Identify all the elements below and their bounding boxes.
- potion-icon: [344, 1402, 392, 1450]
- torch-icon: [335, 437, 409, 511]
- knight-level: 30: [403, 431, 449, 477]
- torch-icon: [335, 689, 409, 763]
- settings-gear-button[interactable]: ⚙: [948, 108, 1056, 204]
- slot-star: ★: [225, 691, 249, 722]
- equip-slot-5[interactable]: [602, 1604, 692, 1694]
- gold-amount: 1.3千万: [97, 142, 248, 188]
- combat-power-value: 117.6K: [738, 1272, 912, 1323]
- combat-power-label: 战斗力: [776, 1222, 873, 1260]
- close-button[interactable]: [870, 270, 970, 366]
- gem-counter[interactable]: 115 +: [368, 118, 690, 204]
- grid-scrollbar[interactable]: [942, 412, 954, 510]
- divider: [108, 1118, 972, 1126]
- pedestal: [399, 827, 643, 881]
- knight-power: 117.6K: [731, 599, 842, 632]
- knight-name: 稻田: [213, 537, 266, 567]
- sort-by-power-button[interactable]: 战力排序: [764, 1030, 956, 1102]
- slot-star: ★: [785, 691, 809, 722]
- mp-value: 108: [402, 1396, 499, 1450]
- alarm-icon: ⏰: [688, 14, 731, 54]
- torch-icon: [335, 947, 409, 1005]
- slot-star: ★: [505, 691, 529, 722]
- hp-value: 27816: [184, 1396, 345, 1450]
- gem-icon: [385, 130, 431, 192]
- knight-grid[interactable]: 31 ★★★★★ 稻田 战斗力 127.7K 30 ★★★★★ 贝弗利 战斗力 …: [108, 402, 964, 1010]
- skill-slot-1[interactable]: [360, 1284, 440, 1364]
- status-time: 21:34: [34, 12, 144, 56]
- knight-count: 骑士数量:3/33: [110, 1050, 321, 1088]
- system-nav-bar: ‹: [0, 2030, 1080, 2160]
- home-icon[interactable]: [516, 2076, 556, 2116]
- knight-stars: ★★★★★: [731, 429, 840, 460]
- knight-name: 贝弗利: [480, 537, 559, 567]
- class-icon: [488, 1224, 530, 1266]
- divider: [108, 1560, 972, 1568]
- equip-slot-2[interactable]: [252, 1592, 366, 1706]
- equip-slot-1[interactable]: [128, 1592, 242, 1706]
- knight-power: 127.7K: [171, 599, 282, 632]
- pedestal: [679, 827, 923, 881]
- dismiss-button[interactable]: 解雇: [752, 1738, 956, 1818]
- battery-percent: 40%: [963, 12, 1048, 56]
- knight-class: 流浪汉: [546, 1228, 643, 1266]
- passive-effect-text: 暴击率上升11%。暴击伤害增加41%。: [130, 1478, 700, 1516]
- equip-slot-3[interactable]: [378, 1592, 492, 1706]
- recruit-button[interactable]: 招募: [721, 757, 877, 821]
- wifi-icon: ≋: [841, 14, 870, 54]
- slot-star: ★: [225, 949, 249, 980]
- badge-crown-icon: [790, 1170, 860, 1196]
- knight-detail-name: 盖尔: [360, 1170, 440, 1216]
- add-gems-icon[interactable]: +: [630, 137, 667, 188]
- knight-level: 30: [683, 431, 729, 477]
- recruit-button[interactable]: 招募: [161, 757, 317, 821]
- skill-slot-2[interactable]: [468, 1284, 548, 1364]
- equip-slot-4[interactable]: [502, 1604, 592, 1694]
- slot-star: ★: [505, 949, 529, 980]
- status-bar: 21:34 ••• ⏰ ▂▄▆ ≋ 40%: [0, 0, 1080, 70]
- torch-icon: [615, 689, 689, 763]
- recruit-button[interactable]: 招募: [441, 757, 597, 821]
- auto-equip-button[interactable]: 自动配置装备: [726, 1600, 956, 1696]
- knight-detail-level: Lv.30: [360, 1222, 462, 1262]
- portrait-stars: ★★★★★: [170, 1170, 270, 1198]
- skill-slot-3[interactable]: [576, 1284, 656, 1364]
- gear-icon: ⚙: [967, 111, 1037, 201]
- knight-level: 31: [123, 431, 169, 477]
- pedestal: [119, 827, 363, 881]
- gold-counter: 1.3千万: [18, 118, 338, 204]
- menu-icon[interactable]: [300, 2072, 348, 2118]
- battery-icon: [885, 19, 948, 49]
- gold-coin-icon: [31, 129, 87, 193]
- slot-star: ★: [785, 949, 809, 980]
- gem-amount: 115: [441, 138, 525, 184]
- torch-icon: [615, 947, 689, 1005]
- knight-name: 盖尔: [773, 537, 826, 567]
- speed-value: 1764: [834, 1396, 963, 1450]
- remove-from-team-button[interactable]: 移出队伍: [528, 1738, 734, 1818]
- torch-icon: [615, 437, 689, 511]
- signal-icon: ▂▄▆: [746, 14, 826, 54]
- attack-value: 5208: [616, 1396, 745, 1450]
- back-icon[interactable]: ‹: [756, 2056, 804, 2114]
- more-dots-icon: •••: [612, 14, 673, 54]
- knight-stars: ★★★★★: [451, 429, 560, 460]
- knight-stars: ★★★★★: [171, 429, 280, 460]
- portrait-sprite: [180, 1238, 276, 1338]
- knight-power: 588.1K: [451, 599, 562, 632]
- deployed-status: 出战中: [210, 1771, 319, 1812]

Directions> Can you repeat the items above with every "torch-icon" changed to "lantern-icon" and nothing else altered?

Result of this exercise>
Identify all the elements below and their bounding boxes.
- potion-icon: [344, 1402, 392, 1450]
- lantern-icon: [335, 437, 409, 511]
- knight-level: 30: [403, 431, 449, 477]
- lantern-icon: [335, 689, 409, 763]
- settings-gear-button[interactable]: ⚙: [948, 108, 1056, 204]
- slot-star: ★: [225, 691, 249, 722]
- equip-slot-5[interactable]: [602, 1604, 692, 1694]
- gold-amount: 1.3千万: [97, 142, 248, 188]
- combat-power-value: 117.6K: [738, 1272, 912, 1323]
- combat-power-label: 战斗力: [776, 1222, 873, 1260]
- close-button[interactable]: [870, 270, 970, 366]
- gem-counter[interactable]: 115 +: [368, 118, 690, 204]
- grid-scrollbar[interactable]: [942, 412, 954, 510]
- divider: [108, 1118, 972, 1126]
- pedestal: [399, 827, 643, 881]
- knight-power: 117.6K: [731, 599, 842, 632]
- knight-name: 稻田: [213, 537, 266, 567]
- sort-by-power-button[interactable]: 战力排序: [764, 1030, 956, 1102]
- slot-star: ★: [785, 691, 809, 722]
- mp-value: 108: [402, 1396, 499, 1450]
- alarm-icon: ⏰: [688, 14, 731, 54]
- lantern-icon: [335, 947, 409, 1005]
- slot-star: ★: [505, 691, 529, 722]
- hp-value: 27816: [184, 1396, 345, 1450]
- gem-icon: [385, 130, 431, 192]
- knight-grid[interactable]: 31 ★★★★★ 稻田 战斗力 127.7K 30 ★★★★★ 贝弗利 战斗力 …: [108, 402, 964, 1010]
- skill-slot-1[interactable]: [360, 1284, 440, 1364]
- status-time: 21:34: [34, 12, 144, 56]
- knight-count: 骑士数量:3/33: [110, 1050, 321, 1088]
- system-nav-bar: ‹: [0, 2030, 1080, 2160]
- home-icon[interactable]: [516, 2076, 556, 2116]
- knight-stars: ★★★★★: [731, 429, 840, 460]
- knight-name: 贝弗利: [480, 537, 559, 567]
- class-icon: [488, 1224, 530, 1266]
- divider: [108, 1560, 972, 1568]
- equip-slot-2[interactable]: [252, 1592, 366, 1706]
- equip-slot-1[interactable]: [128, 1592, 242, 1706]
- knight-power: 127.7K: [171, 599, 282, 632]
- pedestal: [679, 827, 923, 881]
- dismiss-button[interactable]: 解雇: [752, 1738, 956, 1818]
- battery-percent: 40%: [963, 12, 1048, 56]
- knight-class: 流浪汉: [546, 1228, 643, 1266]
- passive-effect-text: 暴击率上升11%。暴击伤害增加41%。: [130, 1478, 700, 1516]
- equip-slot-3[interactable]: [378, 1592, 492, 1706]
- recruit-button[interactable]: 招募: [721, 757, 877, 821]
- wifi-icon: ≋: [841, 14, 870, 54]
- slot-star: ★: [225, 949, 249, 980]
- badge-crown-icon: [790, 1170, 860, 1196]
- knight-detail-name: 盖尔: [360, 1170, 440, 1216]
- add-gems-icon[interactable]: +: [630, 137, 667, 188]
- knight-level: 30: [683, 431, 729, 477]
- recruit-button[interactable]: 招募: [161, 757, 317, 821]
- skill-slot-2[interactable]: [468, 1284, 548, 1364]
- equip-slot-4[interactable]: [502, 1604, 592, 1694]
- slot-star: ★: [505, 949, 529, 980]
- status-bar: 21:34 ••• ⏰ ▂▄▆ ≋ 40%: [0, 0, 1080, 70]
- lantern-icon: [615, 689, 689, 763]
- recruit-button[interactable]: 招募: [441, 757, 597, 821]
- auto-equip-button[interactable]: 自动配置装备: [726, 1600, 956, 1696]
- knight-detail-level: Lv.30: [360, 1222, 462, 1262]
- portrait-stars: ★★★★★: [170, 1170, 270, 1198]
- skill-slot-3[interactable]: [576, 1284, 656, 1364]
- gear-icon: ⚙: [967, 111, 1037, 201]
- knight-level: 31: [123, 431, 169, 477]
- pedestal: [119, 827, 363, 881]
- gold-counter: 1.3千万: [18, 118, 338, 204]
- menu-icon[interactable]: [300, 2072, 348, 2118]
- battery-icon: [885, 19, 948, 49]
- gold-coin-icon: [31, 129, 87, 193]
- slot-star: ★: [785, 949, 809, 980]
- gem-amount: 115: [441, 138, 525, 184]
- lantern-icon: [615, 947, 689, 1005]
- knight-name: 盖尔: [773, 537, 826, 567]
- speed-value: 1764: [834, 1396, 963, 1450]
- remove-from-team-button[interactable]: 移出队伍: [528, 1738, 734, 1818]
- lantern-icon: [615, 437, 689, 511]
- signal-icon: ▂▄▆: [746, 14, 826, 54]
- attack-value: 5208: [616, 1396, 745, 1450]
- back-icon[interactable]: ‹: [756, 2056, 804, 2114]
- more-dots-icon: •••: [612, 14, 673, 54]
- knight-stars: ★★★★★: [451, 429, 560, 460]
- knight-stars: ★★★★★: [171, 429, 280, 460]
- portrait-sprite: [180, 1238, 276, 1338]
- knight-power: 588.1K: [451, 599, 562, 632]
- deployed-status: 出战中: [210, 1771, 319, 1812]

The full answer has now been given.